[Start Information supplied]

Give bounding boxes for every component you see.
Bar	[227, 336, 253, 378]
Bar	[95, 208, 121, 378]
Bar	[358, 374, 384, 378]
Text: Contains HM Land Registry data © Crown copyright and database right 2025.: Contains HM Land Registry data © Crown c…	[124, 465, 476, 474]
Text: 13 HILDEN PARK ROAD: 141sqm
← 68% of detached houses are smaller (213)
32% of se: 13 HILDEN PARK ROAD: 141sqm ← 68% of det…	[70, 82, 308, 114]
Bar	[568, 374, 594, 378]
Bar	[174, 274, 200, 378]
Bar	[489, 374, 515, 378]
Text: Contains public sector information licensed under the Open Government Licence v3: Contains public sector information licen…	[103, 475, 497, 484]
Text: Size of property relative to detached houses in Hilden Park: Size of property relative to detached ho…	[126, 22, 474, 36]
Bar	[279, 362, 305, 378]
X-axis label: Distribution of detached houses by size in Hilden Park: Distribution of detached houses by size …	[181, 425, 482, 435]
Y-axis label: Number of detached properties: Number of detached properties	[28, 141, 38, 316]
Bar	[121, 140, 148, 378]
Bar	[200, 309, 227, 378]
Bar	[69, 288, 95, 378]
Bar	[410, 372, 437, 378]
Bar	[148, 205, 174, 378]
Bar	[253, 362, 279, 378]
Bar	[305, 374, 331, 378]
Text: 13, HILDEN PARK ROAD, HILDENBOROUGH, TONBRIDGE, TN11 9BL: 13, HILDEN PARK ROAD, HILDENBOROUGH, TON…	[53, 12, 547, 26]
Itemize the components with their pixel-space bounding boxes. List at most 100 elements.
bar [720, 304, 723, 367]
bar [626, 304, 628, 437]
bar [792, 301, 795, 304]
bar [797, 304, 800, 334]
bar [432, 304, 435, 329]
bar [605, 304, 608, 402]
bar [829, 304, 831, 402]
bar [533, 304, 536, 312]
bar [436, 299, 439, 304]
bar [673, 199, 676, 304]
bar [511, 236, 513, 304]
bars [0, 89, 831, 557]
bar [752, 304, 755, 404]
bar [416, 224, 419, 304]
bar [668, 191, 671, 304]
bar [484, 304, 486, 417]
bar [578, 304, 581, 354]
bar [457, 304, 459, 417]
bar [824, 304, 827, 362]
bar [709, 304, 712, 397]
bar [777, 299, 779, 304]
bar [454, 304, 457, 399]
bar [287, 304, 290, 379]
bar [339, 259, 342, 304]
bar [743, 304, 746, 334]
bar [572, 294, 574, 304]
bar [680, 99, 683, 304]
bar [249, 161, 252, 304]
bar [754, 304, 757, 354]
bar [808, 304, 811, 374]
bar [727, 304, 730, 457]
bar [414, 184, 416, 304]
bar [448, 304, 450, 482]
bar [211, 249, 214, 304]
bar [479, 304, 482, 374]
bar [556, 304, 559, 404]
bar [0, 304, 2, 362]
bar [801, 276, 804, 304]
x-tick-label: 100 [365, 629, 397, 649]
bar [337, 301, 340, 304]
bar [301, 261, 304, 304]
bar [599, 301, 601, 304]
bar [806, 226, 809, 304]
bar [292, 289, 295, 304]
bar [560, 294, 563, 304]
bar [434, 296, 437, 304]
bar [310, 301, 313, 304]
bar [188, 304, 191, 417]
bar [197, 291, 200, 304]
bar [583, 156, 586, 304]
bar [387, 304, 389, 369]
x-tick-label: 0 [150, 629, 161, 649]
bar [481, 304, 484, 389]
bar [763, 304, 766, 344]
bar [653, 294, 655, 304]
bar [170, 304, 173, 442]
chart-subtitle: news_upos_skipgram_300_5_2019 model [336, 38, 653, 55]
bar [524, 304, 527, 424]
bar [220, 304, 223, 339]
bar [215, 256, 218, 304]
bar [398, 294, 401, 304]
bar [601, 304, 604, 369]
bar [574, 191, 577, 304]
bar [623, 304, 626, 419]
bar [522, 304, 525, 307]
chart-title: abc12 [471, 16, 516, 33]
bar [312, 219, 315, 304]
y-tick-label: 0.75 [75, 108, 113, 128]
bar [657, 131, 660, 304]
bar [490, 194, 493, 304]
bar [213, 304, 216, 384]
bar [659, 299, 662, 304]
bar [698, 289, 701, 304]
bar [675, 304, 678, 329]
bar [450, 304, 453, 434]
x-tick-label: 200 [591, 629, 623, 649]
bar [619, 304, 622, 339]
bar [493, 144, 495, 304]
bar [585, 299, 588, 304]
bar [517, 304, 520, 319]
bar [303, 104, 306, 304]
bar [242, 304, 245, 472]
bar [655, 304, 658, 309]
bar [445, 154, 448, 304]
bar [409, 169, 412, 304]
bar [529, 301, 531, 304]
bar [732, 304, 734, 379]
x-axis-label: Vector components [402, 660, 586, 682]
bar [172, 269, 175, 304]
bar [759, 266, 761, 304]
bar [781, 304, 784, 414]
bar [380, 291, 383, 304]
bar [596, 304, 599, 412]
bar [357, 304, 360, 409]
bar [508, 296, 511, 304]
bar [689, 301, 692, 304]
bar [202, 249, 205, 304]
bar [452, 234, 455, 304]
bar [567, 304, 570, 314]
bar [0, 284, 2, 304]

[End Information supplied]

== The task ==
Starting at the beginning of the listing and continuing through the line containing "32% of se: 13", rewrite those lines as a numbered list, leaving out any blank lines.

== The solution ==
1. Give bounding boxes for every component you see.
2. Bar	[227, 336, 253, 378]
3. Bar	[95, 208, 121, 378]
4. Bar	[358, 374, 384, 378]
5. Text: Contains HM Land Registry data © Crown copyright and database right 2025.: Contains HM Land Registry data © Crown c…	[124, 465, 476, 474]
6. Text: 13 HILDEN PARK ROAD: 141sqm
7. ← 68% of detached houses are smaller (213)
8. 32% of se: 13 HILDEN PARK ROAD: 141sqm ← 68% of det…	[70, 82, 308, 114]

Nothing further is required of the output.